#### [Exercise task]
Beginning with the line containing "Parse this screenshot: output" and ending with the last line, repeat the records exactly.

Collected data:

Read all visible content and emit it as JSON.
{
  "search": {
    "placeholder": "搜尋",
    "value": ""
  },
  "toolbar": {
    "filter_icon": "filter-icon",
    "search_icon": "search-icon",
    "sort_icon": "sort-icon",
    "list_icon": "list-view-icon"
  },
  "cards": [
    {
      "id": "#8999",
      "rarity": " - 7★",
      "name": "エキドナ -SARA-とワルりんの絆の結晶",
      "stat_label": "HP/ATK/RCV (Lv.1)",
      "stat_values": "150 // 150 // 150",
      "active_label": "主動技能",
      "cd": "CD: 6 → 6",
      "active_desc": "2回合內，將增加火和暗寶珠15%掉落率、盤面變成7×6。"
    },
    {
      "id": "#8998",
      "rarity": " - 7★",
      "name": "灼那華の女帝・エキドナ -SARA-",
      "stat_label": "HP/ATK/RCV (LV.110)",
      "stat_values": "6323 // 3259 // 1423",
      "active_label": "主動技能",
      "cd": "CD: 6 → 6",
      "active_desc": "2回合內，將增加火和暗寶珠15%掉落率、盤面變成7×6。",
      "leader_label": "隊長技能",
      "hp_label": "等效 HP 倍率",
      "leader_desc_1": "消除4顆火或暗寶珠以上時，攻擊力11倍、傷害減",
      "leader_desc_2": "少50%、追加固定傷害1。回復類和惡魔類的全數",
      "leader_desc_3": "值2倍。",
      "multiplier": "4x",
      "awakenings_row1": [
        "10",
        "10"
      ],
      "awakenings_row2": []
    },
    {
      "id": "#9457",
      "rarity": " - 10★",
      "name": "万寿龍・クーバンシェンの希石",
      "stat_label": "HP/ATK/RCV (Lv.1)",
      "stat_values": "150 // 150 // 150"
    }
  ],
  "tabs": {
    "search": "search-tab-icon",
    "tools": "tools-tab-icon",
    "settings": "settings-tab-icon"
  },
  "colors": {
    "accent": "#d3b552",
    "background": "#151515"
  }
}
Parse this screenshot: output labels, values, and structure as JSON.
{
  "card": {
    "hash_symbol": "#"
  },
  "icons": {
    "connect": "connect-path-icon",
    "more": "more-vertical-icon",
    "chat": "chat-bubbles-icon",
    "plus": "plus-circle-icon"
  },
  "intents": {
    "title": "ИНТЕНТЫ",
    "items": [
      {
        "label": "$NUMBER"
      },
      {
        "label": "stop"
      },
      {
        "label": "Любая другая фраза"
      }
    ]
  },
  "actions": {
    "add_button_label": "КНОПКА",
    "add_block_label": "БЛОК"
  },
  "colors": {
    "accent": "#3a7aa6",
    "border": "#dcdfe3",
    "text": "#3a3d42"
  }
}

#### [Full output]
Parse this screenshot: output labels, values, and structure as JSON.
{
  "card": {
    "hash_symbol": "#"
  },
  "icons": {
    "connect": "connect-path-icon",
    "more": "more-vertical-icon",
    "chat": "chat-bubbles-icon",
    "plus": "plus-circle-icon"
  },
  "intents": {
    "title": "ИНТЕНТЫ",
    "items": [
      {
        "label": "$NUMBER"
      },
      {
        "label": "stop"
      },
      {
        "label": "Любая другая фраза"
      }
    ]
  },
  "actions": {
    "add_button_label": "КНОПКА",
    "add_block_label": "БЛОК"
  },
  "colors": {
    "accent": "#3a7aa6",
    "border": "#dcdfe3",
    "text": "#3a3d42"
  }
}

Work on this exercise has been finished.